## The request
Could every line of the data be printed exactly as it reads?

* Begin Data listing *

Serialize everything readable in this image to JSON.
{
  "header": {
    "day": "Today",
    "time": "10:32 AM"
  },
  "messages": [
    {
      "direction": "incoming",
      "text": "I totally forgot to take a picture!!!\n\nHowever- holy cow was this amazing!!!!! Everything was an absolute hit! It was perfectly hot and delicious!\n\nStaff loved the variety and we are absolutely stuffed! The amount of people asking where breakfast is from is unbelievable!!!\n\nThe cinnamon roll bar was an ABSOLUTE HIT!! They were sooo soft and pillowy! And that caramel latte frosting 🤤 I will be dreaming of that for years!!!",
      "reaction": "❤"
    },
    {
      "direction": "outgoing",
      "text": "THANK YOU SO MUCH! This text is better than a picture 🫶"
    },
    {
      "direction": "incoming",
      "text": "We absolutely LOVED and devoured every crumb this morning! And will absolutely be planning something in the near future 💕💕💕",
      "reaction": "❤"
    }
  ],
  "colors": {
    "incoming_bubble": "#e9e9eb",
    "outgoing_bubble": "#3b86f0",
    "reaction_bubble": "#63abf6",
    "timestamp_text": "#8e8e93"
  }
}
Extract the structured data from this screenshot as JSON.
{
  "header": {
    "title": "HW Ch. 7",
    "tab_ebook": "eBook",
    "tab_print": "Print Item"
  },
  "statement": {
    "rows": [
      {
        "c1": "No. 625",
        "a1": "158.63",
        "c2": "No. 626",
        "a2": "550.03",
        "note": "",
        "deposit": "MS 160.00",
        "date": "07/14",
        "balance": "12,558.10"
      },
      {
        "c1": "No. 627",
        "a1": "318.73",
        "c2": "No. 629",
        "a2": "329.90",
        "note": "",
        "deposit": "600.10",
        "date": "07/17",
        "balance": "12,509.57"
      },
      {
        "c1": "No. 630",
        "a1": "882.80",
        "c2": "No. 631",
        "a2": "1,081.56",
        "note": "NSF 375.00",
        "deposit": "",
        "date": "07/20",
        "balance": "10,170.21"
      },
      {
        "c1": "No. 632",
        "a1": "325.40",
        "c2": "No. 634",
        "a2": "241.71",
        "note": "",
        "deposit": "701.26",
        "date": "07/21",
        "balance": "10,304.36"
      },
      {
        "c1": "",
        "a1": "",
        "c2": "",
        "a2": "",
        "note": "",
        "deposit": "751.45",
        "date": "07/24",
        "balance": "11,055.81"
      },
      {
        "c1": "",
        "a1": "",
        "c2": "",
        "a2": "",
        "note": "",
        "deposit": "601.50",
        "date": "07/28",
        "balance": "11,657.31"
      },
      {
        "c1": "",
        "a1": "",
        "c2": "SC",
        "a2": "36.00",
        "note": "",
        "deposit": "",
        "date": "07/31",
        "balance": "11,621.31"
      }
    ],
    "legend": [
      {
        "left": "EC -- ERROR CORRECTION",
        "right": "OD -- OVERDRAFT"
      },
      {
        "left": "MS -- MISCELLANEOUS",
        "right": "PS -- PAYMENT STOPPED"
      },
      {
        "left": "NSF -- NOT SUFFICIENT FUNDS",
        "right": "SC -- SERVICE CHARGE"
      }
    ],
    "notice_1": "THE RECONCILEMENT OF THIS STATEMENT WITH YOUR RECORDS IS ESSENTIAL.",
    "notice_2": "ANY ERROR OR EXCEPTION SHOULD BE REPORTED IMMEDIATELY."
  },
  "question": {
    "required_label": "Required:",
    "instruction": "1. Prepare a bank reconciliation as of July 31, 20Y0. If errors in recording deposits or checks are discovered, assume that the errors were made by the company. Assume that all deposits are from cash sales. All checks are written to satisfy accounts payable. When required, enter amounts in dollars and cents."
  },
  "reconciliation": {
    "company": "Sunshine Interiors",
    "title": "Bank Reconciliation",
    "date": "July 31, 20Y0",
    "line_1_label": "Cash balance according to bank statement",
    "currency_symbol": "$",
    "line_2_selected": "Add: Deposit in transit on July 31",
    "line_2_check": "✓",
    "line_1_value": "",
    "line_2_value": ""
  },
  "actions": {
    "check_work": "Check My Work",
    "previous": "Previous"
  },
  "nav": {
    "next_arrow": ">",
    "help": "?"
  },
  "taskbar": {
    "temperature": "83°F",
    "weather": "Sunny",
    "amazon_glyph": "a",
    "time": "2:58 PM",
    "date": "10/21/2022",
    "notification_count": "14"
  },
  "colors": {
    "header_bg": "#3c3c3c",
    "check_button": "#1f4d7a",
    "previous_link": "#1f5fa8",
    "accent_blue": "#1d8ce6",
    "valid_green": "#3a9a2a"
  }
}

* End Data listing *

## Final answer
Serialize everything readable in this image to JSON.
{
  "header": {
    "day": "Today",
    "time": "10:32 AM"
  },
  "messages": [
    {
      "direction": "incoming",
      "text": "I totally forgot to take a picture!!!\n\nHowever- holy cow was this amazing!!!!! Everything was an absolute hit! It was perfectly hot and delicious!\n\nStaff loved the variety and we are absolutely stuffed! The amount of people asking where breakfast is from is unbelievable!!!\n\nThe cinnamon roll bar was an ABSOLUTE HIT!! They were sooo soft and pillowy! And that caramel latte frosting 🤤 I will be dreaming of that for years!!!",
      "reaction": "❤"
    },
    {
      "direction": "outgoing",
      "text": "THANK YOU SO MUCH! This text is better than a picture 🫶"
    },
    {
      "direction": "incoming",
      "text": "We absolutely LOVED and devoured every crumb this morning! And will absolutely be planning something in the near future 💕💕💕",
      "reaction": "❤"
    }
  ],
  "colors": {
    "incoming_bubble": "#e9e9eb",
    "outgoing_bubble": "#3b86f0",
    "reaction_bubble": "#63abf6",
    "timestamp_text": "#8e8e93"
  }
}
Extract the structured data from this screenshot as JSON.
{
  "header": {
    "title": "HW Ch. 7",
    "tab_ebook": "eBook",
    "tab_print": "Print Item"
  },
  "statement": {
    "rows": [
      {
        "c1": "No. 625",
        "a1": "158.63",
        "c2": "No. 626",
        "a2": "550.03",
        "note": "",
        "deposit": "MS 160.00",
        "date": "07/14",
        "balance": "12,558.10"
      },
      {
        "c1": "No. 627",
        "a1": "318.73",
        "c2": "No. 629",
        "a2": "329.90",
        "note": "",
        "deposit": "600.10",
        "date": "07/17",
        "balance": "12,509.57"
      },
      {
        "c1": "No. 630",
        "a1": "882.80",
        "c2": "No. 631",
        "a2": "1,081.56",
        "note": "NSF 375.00",
        "deposit": "",
        "date": "07/20",
        "balance": "10,170.21"
      },
      {
        "c1": "No. 632",
        "a1": "325.40",
        "c2": "No. 634",
        "a2": "241.71",
        "note": "",
        "deposit": "701.26",
        "date": "07/21",
        "balance": "10,304.36"
      },
      {
        "c1": "",
        "a1": "",
        "c2": "",
        "a2": "",
        "note": "",
        "deposit": "751.45",
        "date": "07/24",
        "balance": "11,055.81"
      },
      {
        "c1": "",
        "a1": "",
        "c2": "",
        "a2": "",
        "note": "",
        "deposit": "601.50",
        "date": "07/28",
        "balance": "11,657.31"
      },
      {
        "c1": "",
        "a1": "",
        "c2": "SC",
        "a2": "36.00",
        "note": "",
        "deposit": "",
        "date": "07/31",
        "balance": "11,621.31"
      }
    ],
    "legend": [
      {
        "left": "EC -- ERROR CORRECTION",
        "right": "OD -- OVERDRAFT"
      },
      {
        "left": "MS -- MISCELLANEOUS",
        "right": "PS -- PAYMENT STOPPED"
      },
      {
        "left": "NSF -- NOT SUFFICIENT FUNDS",
        "right": "SC -- SERVICE CHARGE"
      }
    ],
    "notice_1": "THE RECONCILEMENT OF THIS STATEMENT WITH YOUR RECORDS IS ESSENTIAL.",
    "notice_2": "ANY ERROR OR EXCEPTION SHOULD BE REPORTED IMMEDIATELY."
  },
  "question": {
    "required_label": "Required:",
    "instruction": "1. Prepare a bank reconciliation as of July 31, 20Y0. If errors in recording deposits or checks are discovered, assume that the errors were made by the company. Assume that all deposits are from cash sales. All checks are written to satisfy accounts payable. When required, enter amounts in dollars and cents."
  },
  "reconciliation": {
    "company": "Sunshine Interiors",
    "title": "Bank Reconciliation",
    "date": "July 31, 20Y0",
    "line_1_label": "Cash balance according to bank statement",
    "currency_symbol": "$",
    "line_2_selected": "Add: Deposit in transit on July 31",
    "line_2_check": "✓",
    "line_1_value": "",
    "line_2_value": ""
  },
  "actions": {
    "check_work": "Check My Work",
    "previous": "Previous"
  },
  "nav": {
    "next_arrow": ">",
    "help": "?"
  },
  "taskbar": {
    "temperature": "83°F",
    "weather": "Sunny",
    "amazon_glyph": "a",
    "time": "2:58 PM",
    "date": "10/21/2022",
    "notification_count": "14"
  },
  "colors": {
    "header_bg": "#3c3c3c",
    "check_button": "#1f4d7a",
    "previous_link": "#1f5fa8",
    "accent_blue": "#1d8ce6",
    "valid_green": "#3a9a2a"
  }
}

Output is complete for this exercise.